=== Textauszug ===

Die Confédération paysanne ist seit einigen Jahren zur großen Herausfordererin des konservativen bzw. reaktionärenLobby-Bauernverbands FNSEA (Fédération nationale des syndicats d’exploitants agricoles) geworden. Bei den letzten Wahlen zu den Landwirtschaftskammern, im Januar 2001, erhielt die Conf‘ landesweit knapp 28 Prozent der Stimmen, während der frühere Quasi-Monopolverband – die FNSEA – auf einen historischen Tiefstwert von 53 Prozent der Stimmen fiel. Das hätte man sich seitens der FNSEA, die lange Zeit – durch ihre Stellung etwa in den landwirtschaftlichen Genossenschaftsbanken, die über Kredite an Bauern entscheiden, und den Landwirtschatskammern - eine kaum zu umgehende materielle Vormachtstellung inne hatte, früher nicht träumen lassen.
Die Conf‘ ging 1987 aus dem Zusammenschluss zweiter linker Vorläuferorganisationen, darunter die Paysans travailleurs (ungefähr: Bauern als Arbeiter) des Bernard Lambert, hervor. Von Anfang an hatte sie ein stark internationalistisches Profil und knüpfte Kontakte zu bäuerlichen Organisationen gerade auch in der so genannten Dritten Welt. Heute ist sie Mitglied im internationalen Dachverband Via Campesina.
Während die FNSEA oft – geht es darum, Lobbyinteressen (etwa das Verlangen nach Subventionen auch für intensive und Umwelt zerstörende Produtkion) durchzusetzen – vor roher Gewalt und Zerstörungsaktionen nicht zurück scheute, machte die Conf‘ eher durch „Nadelstichaktionen“ auf sich aufmerksam. Es handelt sich um weit weniger brutale, aber dafür öffentlichkeitswirksame Aktionen, durch welche auf breitere Zusammenhänge aufmerksam gemacht werden sollte. Eine davon war die symbolische Demontage der im Bau befindlichen McDonalds-Filiale im südfranzösischen Millau, durch welche José Bov é im Hochsommer 1999 bekannt und populär wurde.

=== Rohdaten ===

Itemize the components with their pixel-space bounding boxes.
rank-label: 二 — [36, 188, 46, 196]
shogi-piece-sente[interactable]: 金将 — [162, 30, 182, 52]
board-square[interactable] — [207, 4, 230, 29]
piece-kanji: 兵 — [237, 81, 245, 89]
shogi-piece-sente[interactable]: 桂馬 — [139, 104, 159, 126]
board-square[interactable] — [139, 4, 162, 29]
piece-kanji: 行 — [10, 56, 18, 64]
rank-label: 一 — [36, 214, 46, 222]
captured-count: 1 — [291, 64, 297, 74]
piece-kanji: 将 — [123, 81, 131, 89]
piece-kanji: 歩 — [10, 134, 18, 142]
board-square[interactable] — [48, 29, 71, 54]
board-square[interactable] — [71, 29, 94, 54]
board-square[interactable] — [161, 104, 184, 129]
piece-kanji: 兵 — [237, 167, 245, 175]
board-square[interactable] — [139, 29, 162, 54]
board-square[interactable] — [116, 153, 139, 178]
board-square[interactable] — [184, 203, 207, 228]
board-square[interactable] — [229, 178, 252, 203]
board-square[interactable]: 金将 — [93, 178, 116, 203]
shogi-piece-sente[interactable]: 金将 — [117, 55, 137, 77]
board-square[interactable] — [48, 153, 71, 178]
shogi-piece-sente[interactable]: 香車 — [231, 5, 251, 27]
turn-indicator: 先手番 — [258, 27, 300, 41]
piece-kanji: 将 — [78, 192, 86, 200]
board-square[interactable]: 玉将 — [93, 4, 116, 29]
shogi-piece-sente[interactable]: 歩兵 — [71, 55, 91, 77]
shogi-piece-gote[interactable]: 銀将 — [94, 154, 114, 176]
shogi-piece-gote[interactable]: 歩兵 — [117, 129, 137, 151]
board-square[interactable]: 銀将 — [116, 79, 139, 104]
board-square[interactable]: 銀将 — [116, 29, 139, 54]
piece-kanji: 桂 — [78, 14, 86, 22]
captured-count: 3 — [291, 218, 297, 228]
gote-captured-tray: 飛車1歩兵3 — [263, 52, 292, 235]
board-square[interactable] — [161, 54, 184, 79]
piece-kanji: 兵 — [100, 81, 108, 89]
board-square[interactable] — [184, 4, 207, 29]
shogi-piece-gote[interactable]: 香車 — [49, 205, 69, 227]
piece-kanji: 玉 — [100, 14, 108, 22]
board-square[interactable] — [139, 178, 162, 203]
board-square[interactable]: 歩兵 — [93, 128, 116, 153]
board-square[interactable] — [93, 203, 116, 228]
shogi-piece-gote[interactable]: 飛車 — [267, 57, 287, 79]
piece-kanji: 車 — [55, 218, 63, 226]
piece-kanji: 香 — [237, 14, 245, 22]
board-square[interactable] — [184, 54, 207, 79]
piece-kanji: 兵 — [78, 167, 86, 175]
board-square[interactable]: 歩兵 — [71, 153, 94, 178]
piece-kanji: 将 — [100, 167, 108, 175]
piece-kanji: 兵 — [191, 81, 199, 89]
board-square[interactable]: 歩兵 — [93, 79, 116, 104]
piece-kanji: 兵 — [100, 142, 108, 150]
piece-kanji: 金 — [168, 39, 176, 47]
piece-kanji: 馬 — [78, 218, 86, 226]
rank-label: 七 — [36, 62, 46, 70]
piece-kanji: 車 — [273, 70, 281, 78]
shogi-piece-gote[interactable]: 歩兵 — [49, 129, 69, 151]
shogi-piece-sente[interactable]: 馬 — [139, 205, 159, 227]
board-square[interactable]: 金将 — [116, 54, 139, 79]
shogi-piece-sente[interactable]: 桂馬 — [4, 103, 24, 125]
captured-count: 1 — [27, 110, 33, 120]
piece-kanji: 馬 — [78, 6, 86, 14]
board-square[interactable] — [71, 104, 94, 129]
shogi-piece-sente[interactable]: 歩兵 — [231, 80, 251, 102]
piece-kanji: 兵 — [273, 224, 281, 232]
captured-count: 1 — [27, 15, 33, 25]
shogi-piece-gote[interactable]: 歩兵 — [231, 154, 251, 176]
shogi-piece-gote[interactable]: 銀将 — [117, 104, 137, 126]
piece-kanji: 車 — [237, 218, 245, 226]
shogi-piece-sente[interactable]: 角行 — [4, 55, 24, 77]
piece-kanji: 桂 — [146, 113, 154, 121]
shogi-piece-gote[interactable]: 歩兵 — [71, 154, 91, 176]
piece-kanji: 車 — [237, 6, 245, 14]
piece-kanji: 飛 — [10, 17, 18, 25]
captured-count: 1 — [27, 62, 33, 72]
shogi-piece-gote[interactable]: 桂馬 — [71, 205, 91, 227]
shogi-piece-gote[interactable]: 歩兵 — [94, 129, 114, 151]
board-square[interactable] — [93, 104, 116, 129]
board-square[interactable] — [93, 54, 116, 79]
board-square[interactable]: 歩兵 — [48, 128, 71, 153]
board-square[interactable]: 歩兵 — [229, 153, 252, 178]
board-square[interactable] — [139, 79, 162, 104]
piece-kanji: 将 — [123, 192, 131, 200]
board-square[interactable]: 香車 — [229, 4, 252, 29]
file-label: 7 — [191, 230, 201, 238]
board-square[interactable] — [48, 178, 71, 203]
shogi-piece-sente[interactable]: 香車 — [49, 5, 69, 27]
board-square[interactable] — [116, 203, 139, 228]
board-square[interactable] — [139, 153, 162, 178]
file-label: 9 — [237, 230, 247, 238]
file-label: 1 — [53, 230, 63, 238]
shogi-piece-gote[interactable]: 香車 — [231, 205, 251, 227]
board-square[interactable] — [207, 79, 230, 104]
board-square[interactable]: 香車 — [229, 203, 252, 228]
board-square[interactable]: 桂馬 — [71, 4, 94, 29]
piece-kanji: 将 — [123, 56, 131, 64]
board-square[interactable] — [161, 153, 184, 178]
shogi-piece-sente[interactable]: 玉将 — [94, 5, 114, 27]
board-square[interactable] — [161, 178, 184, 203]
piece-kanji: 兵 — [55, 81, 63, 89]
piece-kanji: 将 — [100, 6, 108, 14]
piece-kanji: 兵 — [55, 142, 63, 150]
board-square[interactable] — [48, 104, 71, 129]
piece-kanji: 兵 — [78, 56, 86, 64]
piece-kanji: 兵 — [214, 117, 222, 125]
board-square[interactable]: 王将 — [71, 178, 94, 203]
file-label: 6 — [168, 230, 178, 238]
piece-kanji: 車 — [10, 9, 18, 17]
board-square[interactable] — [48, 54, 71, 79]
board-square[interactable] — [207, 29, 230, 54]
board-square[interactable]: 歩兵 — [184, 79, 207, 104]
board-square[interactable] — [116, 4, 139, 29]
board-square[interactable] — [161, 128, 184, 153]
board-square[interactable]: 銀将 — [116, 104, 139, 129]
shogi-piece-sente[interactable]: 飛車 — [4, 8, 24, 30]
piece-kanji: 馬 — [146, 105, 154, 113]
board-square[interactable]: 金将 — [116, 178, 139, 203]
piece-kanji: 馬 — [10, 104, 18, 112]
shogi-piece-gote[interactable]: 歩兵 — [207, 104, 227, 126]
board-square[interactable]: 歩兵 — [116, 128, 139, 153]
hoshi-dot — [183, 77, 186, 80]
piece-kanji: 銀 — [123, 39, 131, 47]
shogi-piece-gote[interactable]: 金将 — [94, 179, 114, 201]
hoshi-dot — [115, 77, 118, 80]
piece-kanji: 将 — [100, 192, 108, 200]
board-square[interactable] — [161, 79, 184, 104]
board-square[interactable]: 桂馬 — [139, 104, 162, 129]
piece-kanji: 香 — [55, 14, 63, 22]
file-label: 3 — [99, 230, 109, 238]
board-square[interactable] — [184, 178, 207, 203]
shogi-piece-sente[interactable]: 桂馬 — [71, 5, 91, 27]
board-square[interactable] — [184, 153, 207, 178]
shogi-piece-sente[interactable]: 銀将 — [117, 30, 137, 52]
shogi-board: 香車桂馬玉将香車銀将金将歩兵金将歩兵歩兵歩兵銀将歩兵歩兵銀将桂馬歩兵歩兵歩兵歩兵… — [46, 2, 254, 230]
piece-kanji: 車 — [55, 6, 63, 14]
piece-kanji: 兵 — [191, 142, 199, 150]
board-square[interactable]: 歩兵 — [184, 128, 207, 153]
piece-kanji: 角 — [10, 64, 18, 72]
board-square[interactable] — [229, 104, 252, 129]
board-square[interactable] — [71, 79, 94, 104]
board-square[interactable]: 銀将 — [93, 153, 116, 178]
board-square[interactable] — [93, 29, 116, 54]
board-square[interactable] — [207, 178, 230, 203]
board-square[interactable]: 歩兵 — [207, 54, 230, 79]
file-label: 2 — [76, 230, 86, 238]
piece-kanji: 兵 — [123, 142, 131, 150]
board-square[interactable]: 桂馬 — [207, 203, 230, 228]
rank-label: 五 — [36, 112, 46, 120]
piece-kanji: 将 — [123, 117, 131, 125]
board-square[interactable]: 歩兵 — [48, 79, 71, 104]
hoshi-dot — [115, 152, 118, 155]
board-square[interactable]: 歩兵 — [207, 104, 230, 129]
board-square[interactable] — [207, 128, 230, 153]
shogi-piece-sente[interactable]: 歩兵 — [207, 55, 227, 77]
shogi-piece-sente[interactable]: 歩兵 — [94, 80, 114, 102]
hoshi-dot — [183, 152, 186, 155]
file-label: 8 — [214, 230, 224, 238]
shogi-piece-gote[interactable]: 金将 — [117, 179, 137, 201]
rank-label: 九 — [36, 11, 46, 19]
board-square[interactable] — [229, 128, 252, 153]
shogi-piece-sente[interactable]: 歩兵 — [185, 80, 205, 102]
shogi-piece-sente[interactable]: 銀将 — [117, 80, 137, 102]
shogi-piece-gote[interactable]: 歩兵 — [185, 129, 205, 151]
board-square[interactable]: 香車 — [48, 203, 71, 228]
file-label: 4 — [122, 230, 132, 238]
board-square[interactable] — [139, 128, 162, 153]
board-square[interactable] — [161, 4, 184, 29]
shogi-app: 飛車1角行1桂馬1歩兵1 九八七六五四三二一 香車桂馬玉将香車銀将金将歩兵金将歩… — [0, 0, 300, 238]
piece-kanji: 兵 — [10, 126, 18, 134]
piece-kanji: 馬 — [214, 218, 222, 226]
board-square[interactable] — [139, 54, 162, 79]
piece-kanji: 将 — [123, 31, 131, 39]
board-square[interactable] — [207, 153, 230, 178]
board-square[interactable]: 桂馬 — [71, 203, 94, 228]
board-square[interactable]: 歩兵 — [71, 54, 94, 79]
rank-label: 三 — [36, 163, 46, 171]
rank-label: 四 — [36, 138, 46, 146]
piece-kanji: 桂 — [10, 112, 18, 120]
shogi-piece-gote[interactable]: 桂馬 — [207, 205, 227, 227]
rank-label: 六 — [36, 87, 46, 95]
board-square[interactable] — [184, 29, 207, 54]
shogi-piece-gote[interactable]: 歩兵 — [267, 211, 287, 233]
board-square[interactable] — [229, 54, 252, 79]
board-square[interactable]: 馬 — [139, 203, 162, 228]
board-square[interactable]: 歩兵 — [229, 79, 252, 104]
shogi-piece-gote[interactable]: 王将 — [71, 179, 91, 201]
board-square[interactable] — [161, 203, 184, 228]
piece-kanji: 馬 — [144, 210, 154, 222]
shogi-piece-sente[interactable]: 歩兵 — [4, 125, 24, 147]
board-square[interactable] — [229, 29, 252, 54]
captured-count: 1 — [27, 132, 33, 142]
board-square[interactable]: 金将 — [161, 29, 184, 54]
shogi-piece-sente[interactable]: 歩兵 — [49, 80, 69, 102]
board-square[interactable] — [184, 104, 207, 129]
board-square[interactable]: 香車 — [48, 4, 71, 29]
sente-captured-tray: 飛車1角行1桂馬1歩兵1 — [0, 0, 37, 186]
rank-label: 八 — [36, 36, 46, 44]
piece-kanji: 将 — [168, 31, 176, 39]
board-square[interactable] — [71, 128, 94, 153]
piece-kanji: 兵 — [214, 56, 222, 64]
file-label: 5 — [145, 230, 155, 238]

===
=== Rohdaten ===

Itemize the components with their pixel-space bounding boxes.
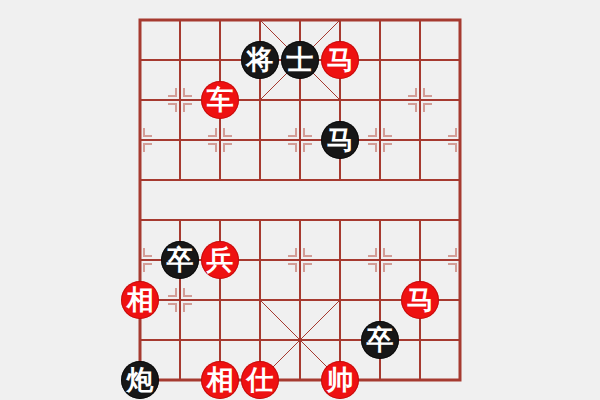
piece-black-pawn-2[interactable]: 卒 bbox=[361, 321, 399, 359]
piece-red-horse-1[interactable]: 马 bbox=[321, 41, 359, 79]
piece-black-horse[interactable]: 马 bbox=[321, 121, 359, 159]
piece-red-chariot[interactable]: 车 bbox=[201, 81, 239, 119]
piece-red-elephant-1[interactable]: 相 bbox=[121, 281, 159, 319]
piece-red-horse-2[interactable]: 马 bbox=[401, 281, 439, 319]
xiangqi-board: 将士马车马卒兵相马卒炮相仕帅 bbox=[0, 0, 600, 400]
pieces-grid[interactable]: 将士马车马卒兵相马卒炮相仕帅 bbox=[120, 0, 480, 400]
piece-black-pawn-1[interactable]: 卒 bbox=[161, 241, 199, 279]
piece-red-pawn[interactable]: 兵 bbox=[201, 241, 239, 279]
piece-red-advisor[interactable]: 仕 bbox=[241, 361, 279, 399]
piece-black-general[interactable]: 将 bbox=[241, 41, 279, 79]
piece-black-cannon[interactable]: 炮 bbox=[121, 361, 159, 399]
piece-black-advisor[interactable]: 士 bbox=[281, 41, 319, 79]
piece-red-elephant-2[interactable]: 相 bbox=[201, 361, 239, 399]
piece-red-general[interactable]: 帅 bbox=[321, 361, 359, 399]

===
=== Rohdaten ===

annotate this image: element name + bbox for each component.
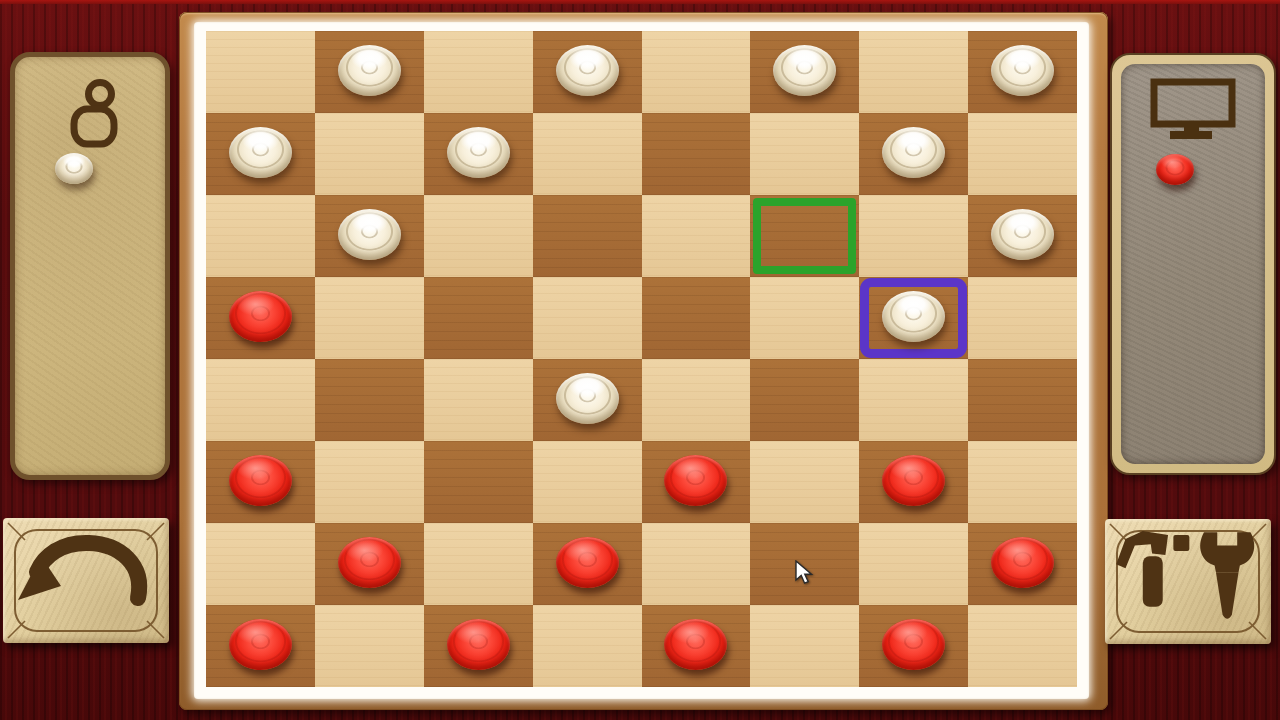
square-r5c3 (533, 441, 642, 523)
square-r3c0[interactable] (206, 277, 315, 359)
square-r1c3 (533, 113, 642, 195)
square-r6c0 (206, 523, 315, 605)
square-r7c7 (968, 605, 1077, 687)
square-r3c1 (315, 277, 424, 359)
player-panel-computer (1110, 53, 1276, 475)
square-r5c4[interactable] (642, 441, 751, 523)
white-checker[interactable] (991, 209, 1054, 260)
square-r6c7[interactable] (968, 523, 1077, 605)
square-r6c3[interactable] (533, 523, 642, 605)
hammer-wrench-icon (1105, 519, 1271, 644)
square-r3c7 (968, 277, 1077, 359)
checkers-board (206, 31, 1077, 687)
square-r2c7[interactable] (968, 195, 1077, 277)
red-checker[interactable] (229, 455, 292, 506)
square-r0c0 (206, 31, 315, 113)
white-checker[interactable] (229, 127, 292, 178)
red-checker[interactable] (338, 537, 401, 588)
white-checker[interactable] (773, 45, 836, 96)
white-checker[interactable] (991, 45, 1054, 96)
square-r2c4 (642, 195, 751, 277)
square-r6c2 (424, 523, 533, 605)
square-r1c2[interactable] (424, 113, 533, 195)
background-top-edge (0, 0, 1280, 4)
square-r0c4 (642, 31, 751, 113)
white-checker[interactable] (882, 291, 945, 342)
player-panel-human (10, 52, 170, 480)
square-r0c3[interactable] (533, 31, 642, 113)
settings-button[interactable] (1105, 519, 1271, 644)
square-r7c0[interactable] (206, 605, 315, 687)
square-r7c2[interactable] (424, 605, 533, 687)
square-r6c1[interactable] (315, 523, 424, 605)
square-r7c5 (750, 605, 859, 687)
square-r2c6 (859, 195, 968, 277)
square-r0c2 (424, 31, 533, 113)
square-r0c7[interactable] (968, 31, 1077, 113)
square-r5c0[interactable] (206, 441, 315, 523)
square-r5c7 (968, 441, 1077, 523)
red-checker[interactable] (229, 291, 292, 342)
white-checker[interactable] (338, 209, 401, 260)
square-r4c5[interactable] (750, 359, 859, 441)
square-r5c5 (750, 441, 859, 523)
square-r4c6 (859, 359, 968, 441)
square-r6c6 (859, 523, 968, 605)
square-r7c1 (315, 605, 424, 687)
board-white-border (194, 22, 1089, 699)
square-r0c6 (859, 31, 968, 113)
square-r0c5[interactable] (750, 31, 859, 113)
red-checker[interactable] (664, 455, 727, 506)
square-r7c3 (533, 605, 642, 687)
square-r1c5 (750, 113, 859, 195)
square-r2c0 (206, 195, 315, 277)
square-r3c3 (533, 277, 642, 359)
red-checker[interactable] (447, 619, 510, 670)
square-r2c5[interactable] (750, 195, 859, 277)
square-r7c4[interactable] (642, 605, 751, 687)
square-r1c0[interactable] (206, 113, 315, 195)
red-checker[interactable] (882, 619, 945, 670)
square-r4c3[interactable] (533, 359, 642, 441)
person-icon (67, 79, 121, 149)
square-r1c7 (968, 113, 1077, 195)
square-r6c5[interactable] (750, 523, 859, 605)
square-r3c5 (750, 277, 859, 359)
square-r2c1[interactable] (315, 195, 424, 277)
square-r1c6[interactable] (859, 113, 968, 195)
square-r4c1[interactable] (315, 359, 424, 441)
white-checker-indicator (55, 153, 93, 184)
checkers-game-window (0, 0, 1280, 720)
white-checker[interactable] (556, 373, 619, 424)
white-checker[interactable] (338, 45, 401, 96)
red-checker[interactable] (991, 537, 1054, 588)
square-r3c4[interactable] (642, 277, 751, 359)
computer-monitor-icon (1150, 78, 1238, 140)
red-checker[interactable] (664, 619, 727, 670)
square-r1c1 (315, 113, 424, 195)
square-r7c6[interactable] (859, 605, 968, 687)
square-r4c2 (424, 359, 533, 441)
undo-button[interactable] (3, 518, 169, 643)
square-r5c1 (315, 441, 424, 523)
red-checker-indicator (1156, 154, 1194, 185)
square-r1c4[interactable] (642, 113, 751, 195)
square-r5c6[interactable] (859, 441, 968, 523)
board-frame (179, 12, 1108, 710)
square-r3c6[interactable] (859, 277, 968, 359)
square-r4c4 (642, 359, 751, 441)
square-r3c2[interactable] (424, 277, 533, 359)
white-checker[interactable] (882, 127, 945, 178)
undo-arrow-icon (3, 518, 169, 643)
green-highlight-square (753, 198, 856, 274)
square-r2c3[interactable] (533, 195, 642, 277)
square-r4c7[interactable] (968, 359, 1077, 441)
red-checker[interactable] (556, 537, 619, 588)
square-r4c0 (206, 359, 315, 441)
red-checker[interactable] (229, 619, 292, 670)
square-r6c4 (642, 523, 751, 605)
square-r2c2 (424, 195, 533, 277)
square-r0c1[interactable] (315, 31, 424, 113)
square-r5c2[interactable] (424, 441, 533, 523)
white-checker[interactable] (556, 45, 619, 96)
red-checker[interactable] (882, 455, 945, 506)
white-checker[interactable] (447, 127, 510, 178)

===

Aufgabe 1 >> Zitieren Sie aus dem Text über die Confédération paysanne den Abschnitt von „Während die FNSEA“ bis einschließlich „und populär wurde.“.
Aufgabe 2 >> Wie viel Prozent der Stimmen erhielt die Confédération paysanne laut dem Text über sie bei den Wahlen zu den Landwirtschaftskammern im Januar 2001?
Aufgabe 3 >> Führen Sie den Text über die Confédération paysanne im Anschluss an seinen letzten Satz weiter.

Lösung 1 >>
Während die FNSEA oft – geht es darum, Lobbyinteressen (etwa das Verlangen nach Subventionen auch für intensive und Umwelt zerstörende Produtkion) durchzusetzen – vor roher Gewalt und Zerstörungsaktionen nicht zurück scheute, machte die Conf‘ eher durch „Nadelstichaktionen“ auf sich aufmerksam. Es handelt sich um weit weniger brutale, aber dafür öffentlichkeitswirksame Aktionen, durch welche auf breitere Zusammenhänge aufmerksam gemacht werden sollte. Eine davon war die symbolische Demontage der im Bau befindlichen McDonalds-Filiale im südfranzösischen Millau, durch welche José Bov é im Hochsommer 1999 bekannt und populär wurde.

Lösung 2 >> Knapp 28 Prozent der Stimmen.

Lösung 3 >>
Es handelte sich mitnichten um eine brutale Gewaltaktion: Die Demontage ging spielerisch vor sich, sie war vorher angekündigt, 400 Personen nahmen daran – am hellichten Tag und unter den Augen der Öffentlichkeit – teil, und zahllose Kinder turnten auf den säuberlich abmontierten Einzelteilen herum. Die Aktion diente dazu, den Protest gegen den WTO-Gipfel in Seattle im November 1999 vorzubereiten und zugleich gegen die Handelsentscheidung der USA, durch Sanktionen die EU zum Einfuhr ihrer Hormonfleisch-Exporte zu zwingen, zu protestieren. Sie war mitnichten anti-amerikanisch im pauschalisierend-chauvinistischen Sinne, sondern eine politisch-symbolische Aktion, die auch in den USA selbst viel Rückhalt fand: Eine US-Bauerngewerkschaft zahlte die Kaution, die José Bové im September 1999 aus der Haft befreite, und eine Weinbar in Brooklyn (New York) trägt seit damals den Namen José Bovés. Der mittlerweile durch die folgende brachiale Verhaftungsaktion prominent gewordene José Bové nahm auch bei den Protesten in Seattle, Ende desselben Jahres, in der ersten Reihe teil.
Dass die Aktion auf dem südfranzösischen Larzac-Massiv stattfand, ist auch kein Zufall: Dieses wurde zu einem Zentrum und Symbol vielfältiger Widerstände, seitdem hier von 1974 bis 1981 gegen die Errichtung eines gigantischen Übungsgelände für die französische Armee protestiert wurde – letztendlich erfolgreich, da das militärische Testgelände am Ende verhindert wurde. So entstand eine eigentümliche Mischung aus städtischen Linken, widerständigen Bauern und Einwohnern, frühen Umweltschützern und einigen Hippies, welche die Region bis heute geprägt hat.
José Bové ist im übrigen ursprünglich kein Bauer, sondern ein städtischer Intellektueller, der sich – Philosophiestuden aus Bordeaux – im Zuge der Kämpfe auf dem Larzac-Plateau 1973 dort niedergelassen hat und vom Schafezüchten zu leben begann. Jene, die auf dem Larzac ansässig waren oder in den frühen Siebzigern dort anlandeten, führten alsbald Experimente mit Formen freiwilliger Kollektivierung der Landwirtschaft durch – Formen kollektiver Bewirtschaftung haben sich bis heute ungebrochen erhalten. Dies erlaubte ihnen, ihre wirtschaftliche Aktivität mit einem hohen Maß an politischer und allgemeingesellschaftlicher Tätigkeit zu verbinden.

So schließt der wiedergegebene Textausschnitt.